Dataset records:
○ ○ ○ ○

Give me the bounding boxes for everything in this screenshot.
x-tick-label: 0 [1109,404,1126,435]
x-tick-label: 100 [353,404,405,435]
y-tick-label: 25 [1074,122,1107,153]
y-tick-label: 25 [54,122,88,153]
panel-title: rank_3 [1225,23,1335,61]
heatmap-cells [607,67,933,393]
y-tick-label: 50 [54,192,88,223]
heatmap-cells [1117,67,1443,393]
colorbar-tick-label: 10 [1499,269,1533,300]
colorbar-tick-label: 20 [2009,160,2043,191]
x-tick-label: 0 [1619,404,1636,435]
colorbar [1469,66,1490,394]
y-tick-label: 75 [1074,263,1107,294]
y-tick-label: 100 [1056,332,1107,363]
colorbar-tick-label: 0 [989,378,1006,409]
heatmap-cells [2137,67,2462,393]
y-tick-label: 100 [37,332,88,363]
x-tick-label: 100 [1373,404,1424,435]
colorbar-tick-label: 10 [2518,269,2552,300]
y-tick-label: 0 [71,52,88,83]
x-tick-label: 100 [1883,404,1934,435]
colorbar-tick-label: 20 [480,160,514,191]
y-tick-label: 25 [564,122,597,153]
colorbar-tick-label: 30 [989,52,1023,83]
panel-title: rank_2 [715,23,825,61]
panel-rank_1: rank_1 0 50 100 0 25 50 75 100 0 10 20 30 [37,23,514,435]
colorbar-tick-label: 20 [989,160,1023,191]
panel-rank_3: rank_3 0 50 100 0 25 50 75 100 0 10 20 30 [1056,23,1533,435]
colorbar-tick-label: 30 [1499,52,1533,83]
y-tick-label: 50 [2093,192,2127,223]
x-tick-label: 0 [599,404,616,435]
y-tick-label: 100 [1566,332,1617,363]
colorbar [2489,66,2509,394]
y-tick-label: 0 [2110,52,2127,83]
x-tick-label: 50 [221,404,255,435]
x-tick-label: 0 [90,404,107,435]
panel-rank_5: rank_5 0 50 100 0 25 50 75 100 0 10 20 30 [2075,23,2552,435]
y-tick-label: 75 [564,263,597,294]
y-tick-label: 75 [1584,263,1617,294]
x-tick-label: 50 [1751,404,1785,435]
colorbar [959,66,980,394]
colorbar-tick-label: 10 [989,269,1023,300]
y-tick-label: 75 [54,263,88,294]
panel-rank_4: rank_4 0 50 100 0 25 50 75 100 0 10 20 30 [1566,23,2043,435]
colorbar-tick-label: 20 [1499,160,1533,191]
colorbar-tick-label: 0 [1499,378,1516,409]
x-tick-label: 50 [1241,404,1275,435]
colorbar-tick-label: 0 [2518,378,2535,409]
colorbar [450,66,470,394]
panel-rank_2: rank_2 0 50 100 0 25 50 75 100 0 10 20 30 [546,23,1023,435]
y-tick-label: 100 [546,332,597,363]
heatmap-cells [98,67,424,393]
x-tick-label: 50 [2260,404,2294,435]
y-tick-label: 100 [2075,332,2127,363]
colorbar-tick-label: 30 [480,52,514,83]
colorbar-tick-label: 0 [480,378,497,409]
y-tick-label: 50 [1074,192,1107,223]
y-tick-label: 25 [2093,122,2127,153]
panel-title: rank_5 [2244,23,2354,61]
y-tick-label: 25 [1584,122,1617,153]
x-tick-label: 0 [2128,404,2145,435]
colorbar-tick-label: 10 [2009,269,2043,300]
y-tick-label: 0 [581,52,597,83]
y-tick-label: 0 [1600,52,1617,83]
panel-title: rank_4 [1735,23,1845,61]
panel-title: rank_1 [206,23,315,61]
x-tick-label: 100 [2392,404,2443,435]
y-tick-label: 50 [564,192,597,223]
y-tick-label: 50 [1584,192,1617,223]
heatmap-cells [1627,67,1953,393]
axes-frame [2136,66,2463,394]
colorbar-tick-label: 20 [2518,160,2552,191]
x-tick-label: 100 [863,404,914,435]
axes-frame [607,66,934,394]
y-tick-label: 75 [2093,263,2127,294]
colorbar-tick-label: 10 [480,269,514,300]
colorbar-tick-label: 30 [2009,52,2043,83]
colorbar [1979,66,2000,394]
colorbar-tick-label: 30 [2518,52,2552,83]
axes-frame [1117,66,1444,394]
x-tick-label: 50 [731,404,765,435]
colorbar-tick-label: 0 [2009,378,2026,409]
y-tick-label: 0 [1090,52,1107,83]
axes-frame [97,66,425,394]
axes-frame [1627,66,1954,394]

○ ○ ○ ○

# AIM
Please reproduce the listing above in full, swapping every instance of "axes-frame" for "plot-frame" and leaving everything else unchanged.

# THE RESPONSE
Give me the bounding boxes for everything in this screenshot.
x-tick-label: 0 [1109,404,1126,435]
x-tick-label: 100 [353,404,405,435]
y-tick-label: 25 [1074,122,1107,153]
y-tick-label: 25 [54,122,88,153]
panel-title: rank_3 [1225,23,1335,61]
heatmap-cells [607,67,933,393]
y-tick-label: 50 [54,192,88,223]
heatmap-cells [1117,67,1443,393]
colorbar-tick-label: 10 [1499,269,1533,300]
colorbar-tick-label: 20 [2009,160,2043,191]
x-tick-label: 0 [1619,404,1636,435]
colorbar [1469,66,1490,394]
y-tick-label: 75 [1074,263,1107,294]
y-tick-label: 100 [1056,332,1107,363]
colorbar-tick-label: 0 [989,378,1006,409]
heatmap-cells [2137,67,2462,393]
y-tick-label: 100 [37,332,88,363]
x-tick-label: 100 [1373,404,1424,435]
colorbar-tick-label: 10 [2518,269,2552,300]
y-tick-label: 0 [71,52,88,83]
x-tick-label: 100 [1883,404,1934,435]
colorbar-tick-label: 20 [480,160,514,191]
y-tick-label: 25 [564,122,597,153]
colorbar-tick-label: 30 [989,52,1023,83]
panel-title: rank_2 [715,23,825,61]
panel-rank_1: rank_1 0 50 100 0 25 50 75 100 0 10 20 30 [37,23,514,435]
colorbar-tick-label: 20 [989,160,1023,191]
panel-rank_3: rank_3 0 50 100 0 25 50 75 100 0 10 20 30 [1056,23,1533,435]
colorbar-tick-label: 30 [1499,52,1533,83]
y-tick-label: 50 [2093,192,2127,223]
x-tick-label: 0 [599,404,616,435]
y-tick-label: 100 [1566,332,1617,363]
colorbar [2489,66,2509,394]
y-tick-label: 0 [2110,52,2127,83]
x-tick-label: 50 [221,404,255,435]
x-tick-label: 0 [90,404,107,435]
panel-rank_5: rank_5 0 50 100 0 25 50 75 100 0 10 20 30 [2075,23,2552,435]
y-tick-label: 75 [564,263,597,294]
y-tick-label: 75 [1584,263,1617,294]
x-tick-label: 50 [1751,404,1785,435]
colorbar [959,66,980,394]
colorbar-tick-label: 10 [989,269,1023,300]
y-tick-label: 75 [54,263,88,294]
panel-rank_4: rank_4 0 50 100 0 25 50 75 100 0 10 20 30 [1566,23,2043,435]
colorbar-tick-label: 20 [1499,160,1533,191]
colorbar-tick-label: 0 [1499,378,1516,409]
x-tick-label: 50 [1241,404,1275,435]
colorbar-tick-label: 0 [2518,378,2535,409]
colorbar [450,66,470,394]
panel-rank_2: rank_2 0 50 100 0 25 50 75 100 0 10 20 30 [546,23,1023,435]
y-tick-label: 100 [546,332,597,363]
heatmap-cells [98,67,424,393]
x-tick-label: 50 [2260,404,2294,435]
y-tick-label: 100 [2075,332,2127,363]
colorbar-tick-label: 30 [480,52,514,83]
colorbar-tick-label: 0 [480,378,497,409]
y-tick-label: 50 [1074,192,1107,223]
y-tick-label: 25 [2093,122,2127,153]
panel-title: rank_5 [2244,23,2354,61]
y-tick-label: 25 [1584,122,1617,153]
x-tick-label: 0 [2128,404,2145,435]
colorbar-tick-label: 10 [2009,269,2043,300]
y-tick-label: 0 [581,52,597,83]
y-tick-label: 0 [1600,52,1617,83]
panel-title: rank_4 [1735,23,1845,61]
panel-title: rank_1 [206,23,315,61]
x-tick-label: 100 [2392,404,2443,435]
y-tick-label: 50 [564,192,597,223]
y-tick-label: 50 [1584,192,1617,223]
heatmap-cells [1627,67,1953,393]
plot-frame [2136,66,2463,394]
colorbar-tick-label: 20 [2518,160,2552,191]
x-tick-label: 100 [863,404,914,435]
plot-frame [607,66,934,394]
y-tick-label: 75 [2093,263,2127,294]
colorbar-tick-label: 10 [480,269,514,300]
colorbar-tick-label: 30 [2009,52,2043,83]
colorbar [1979,66,2000,394]
colorbar-tick-label: 30 [2518,52,2552,83]
plot-frame [1117,66,1444,394]
x-tick-label: 50 [731,404,765,435]
colorbar-tick-label: 0 [2009,378,2026,409]
y-tick-label: 0 [1090,52,1107,83]
plot-frame [97,66,425,394]
plot-frame [1627,66,1954,394]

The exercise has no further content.